---------- DATA SUPPLIED

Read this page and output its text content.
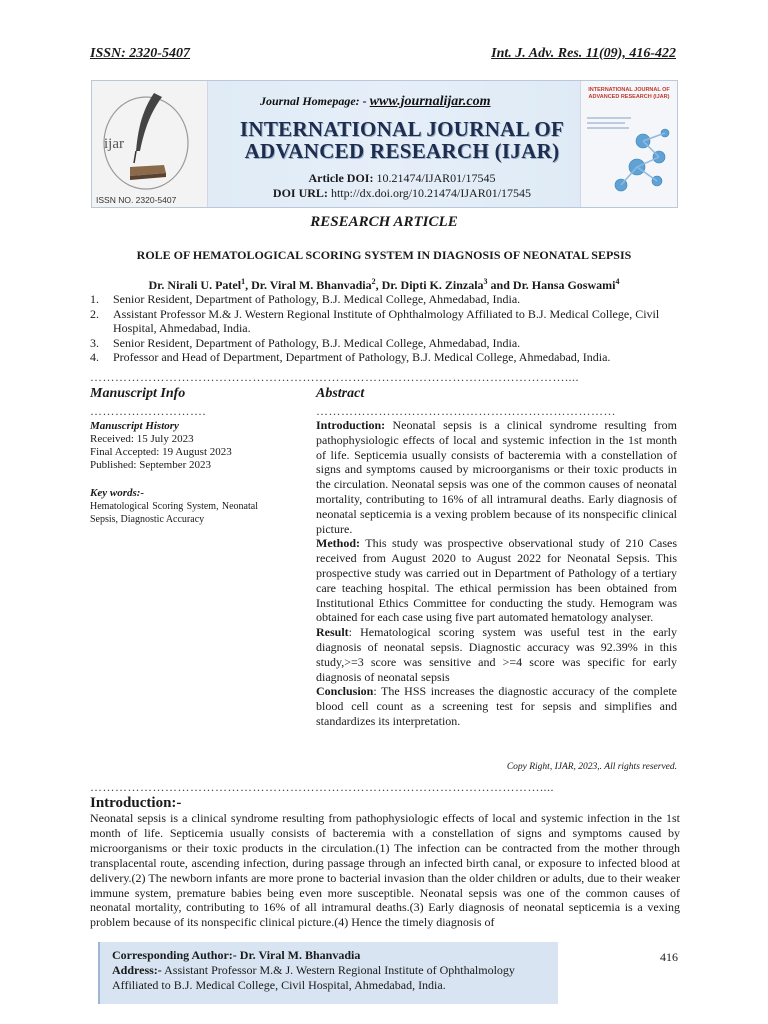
ISSN: 2320-5407	Int. J. Adv. Res. 11(09), 416-422
ijar
ISSN NO. 2320-5407
Journal Homepage: - www.journalijar.com
INTERNATIONAL JOURNAL OF
ADVANCED RESEARCH (IJAR)
Article DOI: 10.21474/IJAR01/17545
DOI URL: http://dx.doi.org/10.21474/IJAR01/17545
INTERNATIONAL JOURNAL OF ADVANCED RESEARCH (IJAR)
RESEARCH ARTICLE
ROLE OF HEMATOLOGICAL SCORING SYSTEM IN DIAGNOSIS OF NEONATAL SEPSIS
Dr. Nirali U. Patel$^1$, Dr. Viral M. Bhanvadia$^2$, Dr. Dipti K. Zinzala$^3$ and Dr. Hansa Goswami$^4$
1. Senior Resident, Department of Pathology, B.J. Medical College, Ahmedabad, India.
2. Assistant Professor M.& J. Western Regional Institute of Ophthalmology Affiliated to B.J. Medical College, Civil Hospital, Ahmedabad, India.
3. Senior Resident, Department of Pathology, B.J. Medical College, Ahmedabad, India.
4. Professor and Head of Department, Department of Pathology, B.J. Medical College, Ahmedabad, India.
……………………………………………………………………………………………………....
Manuscript Info
……………………….
Manuscript History
Received: 15 July 2023
Final Accepted: 19 August 2023
Published: September 2023
Key words:-
Hematological Scoring System, Neonatal Sepsis, Diagnostic Accuracy
Abstract
………………………………………………………………

Introduction: Neonatal sepsis is a clinical syndrome resulting from pathophysiologic effects of local and systemic infection in the 1st month of life. Septicemia usually consists of bacteremia with a constellation of signs and symptoms caused by microorganisms or their toxic products in the circulation. Neonatal sepsis was one of the common causes of neonatal mortality, contributing to 16% of all intramural deaths. Early diagnosis of neonatal septicemia is a vexing problem because of its nonspecific clinical picture.

Method: This study was prospective observational study of 210 Cases received from August 2020 to August 2022 for Neonatal Sepsis. This prospective study was carried out in Department of Pathology of a tertiary care teaching hospital. The ethical permission has been obtained from Institutional Ethics Committee for conducting the study. Hemogram was obtained for each case using five part automated hematology analyser.

Result: Hematological scoring system was useful test in the early diagnosis of neonatal sepsis. Diagnostic accuracy was 92.39% in this study,>=3 score was sensitive and >=4 score was specific for early diagnosis of neonatal sepsis

Conclusion: The HSS increases the diagnostic accuracy of the complete blood cell count as a screening test for sepsis and simplifies and standardizes its interpretation.

Copy Right, IJAR, 2023,. All rights reserved.
………………………………………………………………………………………………....
Introduction:-
Neonatal sepsis is a clinical syndrome resulting from pathophysiologic effects of local and systemic infection in the 1st month of life. Septicemia usually consists of bacteremia with a constellation of signs and symptoms caused by microorganisms or their toxic products in the circulation.(1) The infection can be contracted from the mother through transplacental route, ascending infection, during passage through an infected birth canal, or exposure to infected blood at delivery.(2) The newborn infants are more prone to bacterial invasion than the older children or adults, due to their weaker immune system, premature babies being even more susceptible. Neonatal sepsis was one of the common causes of neonatal mortality, contributing to 16% of all intramural deaths.(3) Early diagnosis of neonatal septicemia is a vexing problem because of its nonspecific clinical picture.(4) Hence the timely diagnosis of
Corresponding Author:- Dr. Viral M. Bhanvadia
Address:- Assistant Professor M.& J. Western Regional Institute of Ophthalmology Affiliated to B.J. Medical College, Civil Hospital, Ahmedabad, India.
416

--------------------

# DIRECTIONS
Give every entry above again, exactly, and keep all pictures out of it.

# PROBLEM SOLUTION
Read this page and output its text content.
ISSN: 2320-5407	Int. J. Adv. Res. 11(09), 416-422
ijar
ISSN NO. 2320-5407
Journal Homepage: - www.journalijar.com
INTERNATIONAL JOURNAL OF
ADVANCED RESEARCH (IJAR)
Article DOI: 10.21474/IJAR01/17545
DOI URL: http://dx.doi.org/10.21474/IJAR01/17545
INTERNATIONAL JOURNAL OF ADVANCED RESEARCH (IJAR)
RESEARCH ARTICLE
ROLE OF HEMATOLOGICAL SCORING SYSTEM IN DIAGNOSIS OF NEONATAL SEPSIS
Dr. Nirali U. Patel$^1$, Dr. Viral M. Bhanvadia$^2$, Dr. Dipti K. Zinzala$^3$ and Dr. Hansa Goswami$^4$
1. Senior Resident, Department of Pathology, B.J. Medical College, Ahmedabad, India.
2. Assistant Professor M.& J. Western Regional Institute of Ophthalmology Affiliated to B.J. Medical College, Civil Hospital, Ahmedabad, India.
3. Senior Resident, Department of Pathology, B.J. Medical College, Ahmedabad, India.
4. Professor and Head of Department, Department of Pathology, B.J. Medical College, Ahmedabad, India.
……………………………………………………………………………………………………....
Manuscript Info
……………………….
Manuscript History
Received: 15 July 2023
Final Accepted: 19 August 2023
Published: September 2023
Key words:-
Hematological Scoring System, Neonatal Sepsis, Diagnostic Accuracy
Abstract
………………………………………………………………

Introduction: Neonatal sepsis is a clinical syndrome resulting from pathophysiologic effects of local and systemic infection in the 1st month of life. Septicemia usually consists of bacteremia with a constellation of signs and symptoms caused by microorganisms or their toxic products in the circulation. Neonatal sepsis was one of the common causes of neonatal mortality, contributing to 16% of all intramural deaths. Early diagnosis of neonatal septicemia is a vexing problem because of its nonspecific clinical picture.

Method: This study was prospective observational study of 210 Cases received from August 2020 to August 2022 for Neonatal Sepsis. This prospective study was carried out in Department of Pathology of a tertiary care teaching hospital. The ethical permission has been obtained from Institutional Ethics Committee for conducting the study. Hemogram was obtained for each case using five part automated hematology analyser.

Result: Hematological scoring system was useful test in the early diagnosis of neonatal sepsis. Diagnostic accuracy was 92.39% in this study,>=3 score was sensitive and >=4 score was specific for early diagnosis of neonatal sepsis

Conclusion: The HSS increases the diagnostic accuracy of the complete blood cell count as a screening test for sepsis and simplifies and standardizes its interpretation.

Copy Right, IJAR, 2023,. All rights reserved.
………………………………………………………………………………………………....
Introduction:-
Neonatal sepsis is a clinical syndrome resulting from pathophysiologic effects of local and systemic infection in the 1st month of life. Septicemia usually consists of bacteremia with a constellation of signs and symptoms caused by microorganisms or their toxic products in the circulation.(1) The infection can be contracted from the mother through transplacental route, ascending infection, during passage through an infected birth canal, or exposure to infected blood at delivery.(2) The newborn infants are more prone to bacterial invasion than the older children or adults, due to their weaker immune system, premature babies being even more susceptible. Neonatal sepsis was one of the common causes of neonatal mortality, contributing to 16% of all intramural deaths.(3) Early diagnosis of neonatal septicemia is a vexing problem because of its nonspecific clinical picture.(4) Hence the timely diagnosis of
Corresponding Author:- Dr. Viral M. Bhanvadia
Address:- Assistant Professor M.& J. Western Regional Institute of Ophthalmology Affiliated to B.J. Medical College, Civil Hospital, Ahmedabad, India.
416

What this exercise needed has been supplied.